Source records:

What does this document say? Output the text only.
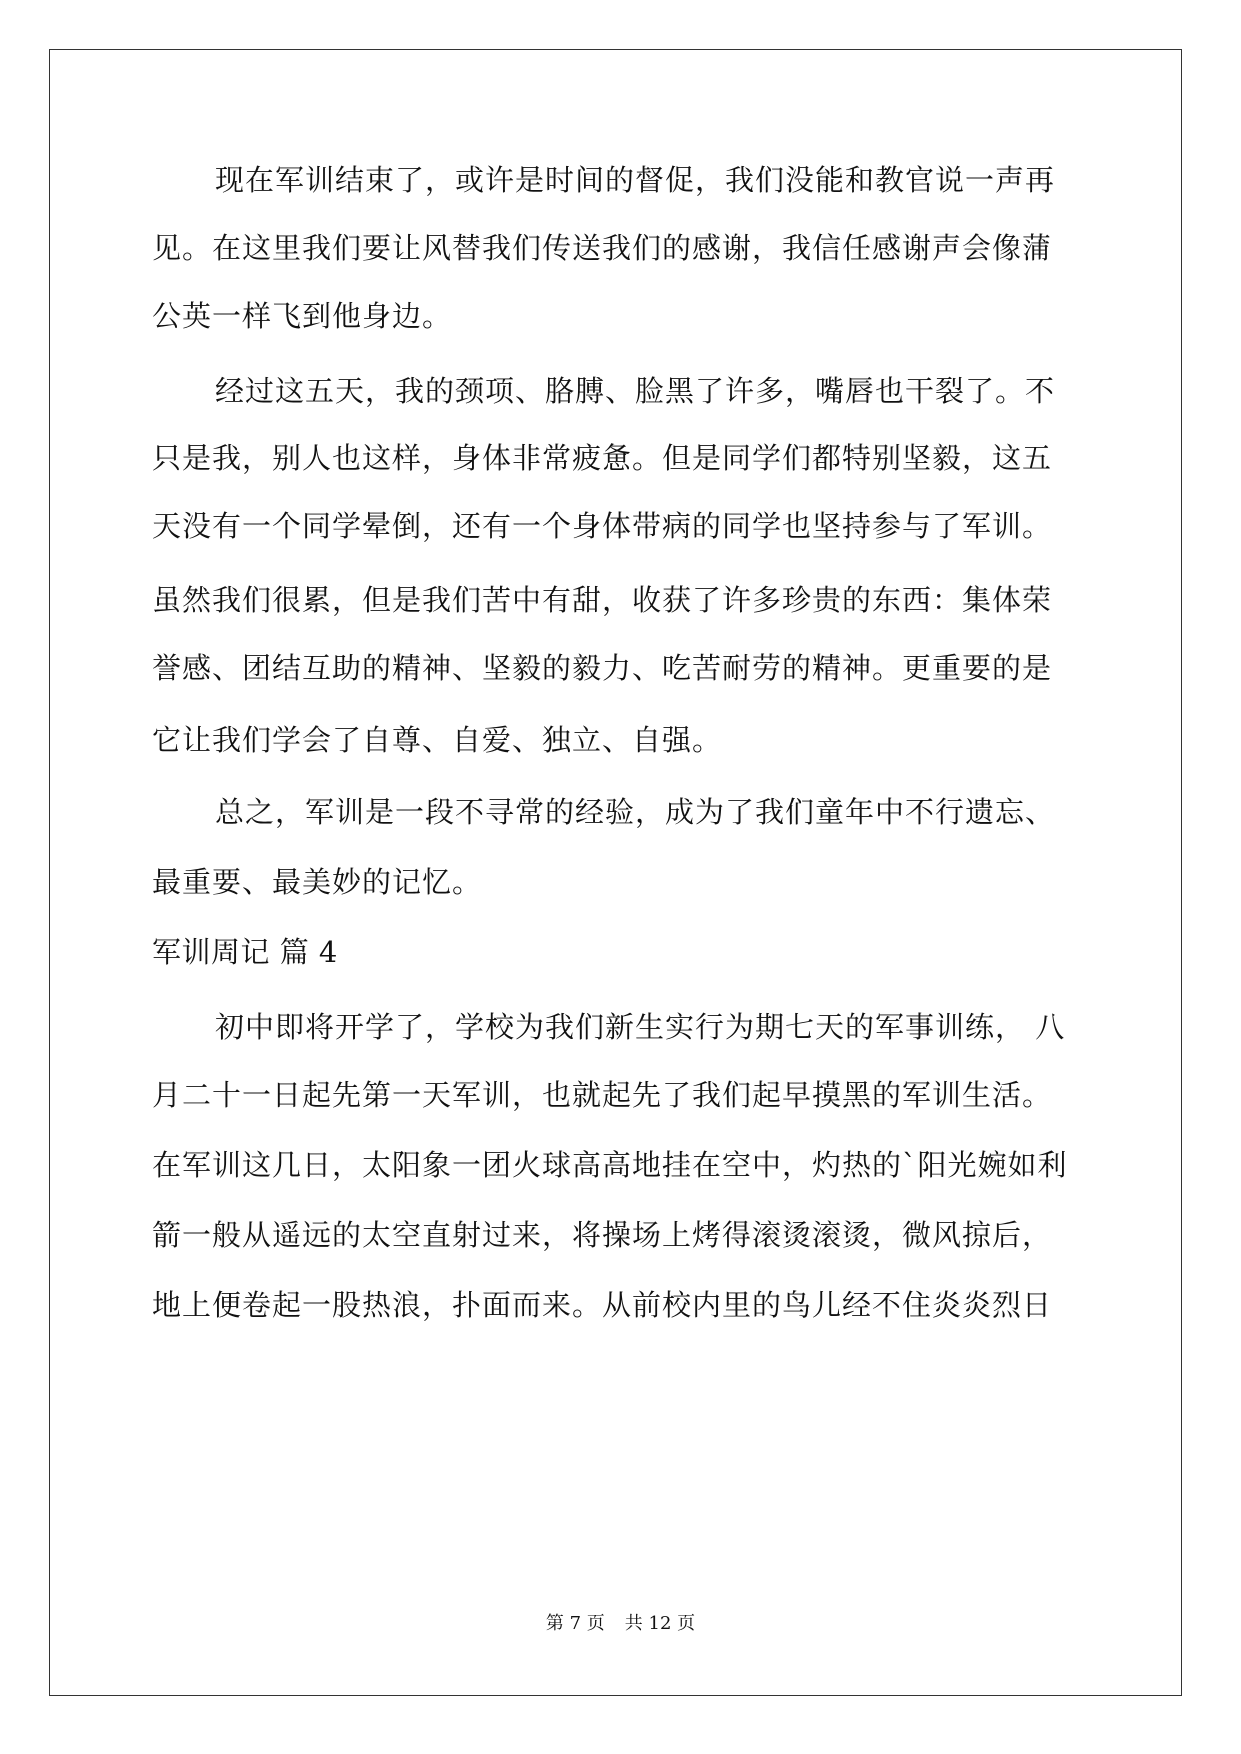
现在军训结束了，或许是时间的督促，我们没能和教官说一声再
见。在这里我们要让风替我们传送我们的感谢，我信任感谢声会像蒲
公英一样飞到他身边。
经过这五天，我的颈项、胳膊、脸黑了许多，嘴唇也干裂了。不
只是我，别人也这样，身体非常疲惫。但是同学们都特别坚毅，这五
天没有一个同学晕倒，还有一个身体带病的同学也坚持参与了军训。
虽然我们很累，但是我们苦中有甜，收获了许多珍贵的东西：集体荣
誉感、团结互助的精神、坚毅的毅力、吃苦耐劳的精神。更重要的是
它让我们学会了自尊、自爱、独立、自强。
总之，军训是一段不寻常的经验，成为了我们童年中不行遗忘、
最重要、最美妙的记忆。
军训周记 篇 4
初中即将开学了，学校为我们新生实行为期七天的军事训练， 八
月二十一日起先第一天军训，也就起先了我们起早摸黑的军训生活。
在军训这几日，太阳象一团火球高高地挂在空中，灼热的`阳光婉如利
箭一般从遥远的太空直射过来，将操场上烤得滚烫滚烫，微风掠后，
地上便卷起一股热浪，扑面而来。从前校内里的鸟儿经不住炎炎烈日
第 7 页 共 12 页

==

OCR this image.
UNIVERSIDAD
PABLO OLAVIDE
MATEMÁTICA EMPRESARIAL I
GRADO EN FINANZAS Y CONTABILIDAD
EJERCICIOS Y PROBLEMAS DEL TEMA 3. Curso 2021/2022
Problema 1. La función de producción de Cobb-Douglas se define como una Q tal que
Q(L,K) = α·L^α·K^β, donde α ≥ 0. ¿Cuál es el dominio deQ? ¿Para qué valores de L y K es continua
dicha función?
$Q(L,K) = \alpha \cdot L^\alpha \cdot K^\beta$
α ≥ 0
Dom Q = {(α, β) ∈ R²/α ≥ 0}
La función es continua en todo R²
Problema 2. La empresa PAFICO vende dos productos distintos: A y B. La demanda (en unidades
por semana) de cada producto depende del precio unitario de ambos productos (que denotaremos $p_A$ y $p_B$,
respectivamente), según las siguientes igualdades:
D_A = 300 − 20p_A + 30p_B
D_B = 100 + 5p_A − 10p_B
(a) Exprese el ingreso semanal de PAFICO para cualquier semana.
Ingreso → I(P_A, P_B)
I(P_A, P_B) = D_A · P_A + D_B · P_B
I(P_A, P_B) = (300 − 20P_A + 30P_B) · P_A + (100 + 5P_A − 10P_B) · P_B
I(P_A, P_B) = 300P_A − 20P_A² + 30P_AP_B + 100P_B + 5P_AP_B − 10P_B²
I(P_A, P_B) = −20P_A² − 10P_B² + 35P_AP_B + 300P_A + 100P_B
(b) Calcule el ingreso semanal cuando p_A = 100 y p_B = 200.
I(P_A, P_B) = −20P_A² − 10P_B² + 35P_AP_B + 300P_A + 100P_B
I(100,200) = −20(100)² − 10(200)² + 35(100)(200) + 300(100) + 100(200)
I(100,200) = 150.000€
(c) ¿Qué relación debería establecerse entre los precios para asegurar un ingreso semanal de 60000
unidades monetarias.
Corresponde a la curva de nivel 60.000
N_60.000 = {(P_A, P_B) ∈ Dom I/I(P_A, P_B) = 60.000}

---

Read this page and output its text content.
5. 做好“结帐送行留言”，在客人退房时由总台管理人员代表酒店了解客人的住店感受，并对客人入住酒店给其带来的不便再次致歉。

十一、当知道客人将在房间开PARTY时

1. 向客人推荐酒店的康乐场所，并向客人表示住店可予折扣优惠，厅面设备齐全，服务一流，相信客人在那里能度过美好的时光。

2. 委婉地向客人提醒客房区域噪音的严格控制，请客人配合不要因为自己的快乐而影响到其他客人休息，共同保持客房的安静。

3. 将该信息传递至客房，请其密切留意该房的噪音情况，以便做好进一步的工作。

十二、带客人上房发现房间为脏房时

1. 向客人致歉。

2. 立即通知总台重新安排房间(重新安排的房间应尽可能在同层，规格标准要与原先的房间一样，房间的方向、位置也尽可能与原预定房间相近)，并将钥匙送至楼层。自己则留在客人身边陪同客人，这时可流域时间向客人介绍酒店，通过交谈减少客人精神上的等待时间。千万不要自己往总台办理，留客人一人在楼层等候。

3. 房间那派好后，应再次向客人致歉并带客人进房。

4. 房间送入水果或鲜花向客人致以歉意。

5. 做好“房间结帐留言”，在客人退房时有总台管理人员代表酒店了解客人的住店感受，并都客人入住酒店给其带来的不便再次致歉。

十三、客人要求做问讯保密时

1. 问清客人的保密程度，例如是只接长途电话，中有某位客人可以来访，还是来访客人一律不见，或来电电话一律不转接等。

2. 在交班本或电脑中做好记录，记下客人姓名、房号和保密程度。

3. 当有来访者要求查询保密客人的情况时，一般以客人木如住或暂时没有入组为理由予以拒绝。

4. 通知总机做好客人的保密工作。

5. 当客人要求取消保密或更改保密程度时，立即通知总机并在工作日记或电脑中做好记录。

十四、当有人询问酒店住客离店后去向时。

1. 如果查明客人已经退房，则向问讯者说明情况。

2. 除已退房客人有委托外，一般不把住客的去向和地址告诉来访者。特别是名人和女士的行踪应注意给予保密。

__Given request__.
Find each line with the string "PAFICO" and copy it out.

__Response to this exercise__.
Problema 2. La empresa PAFICO vende dos productos distintos: A y B. La demanda (en unidades
(a) Exprese el ingreso semanal de PAFICO para cualquier semana.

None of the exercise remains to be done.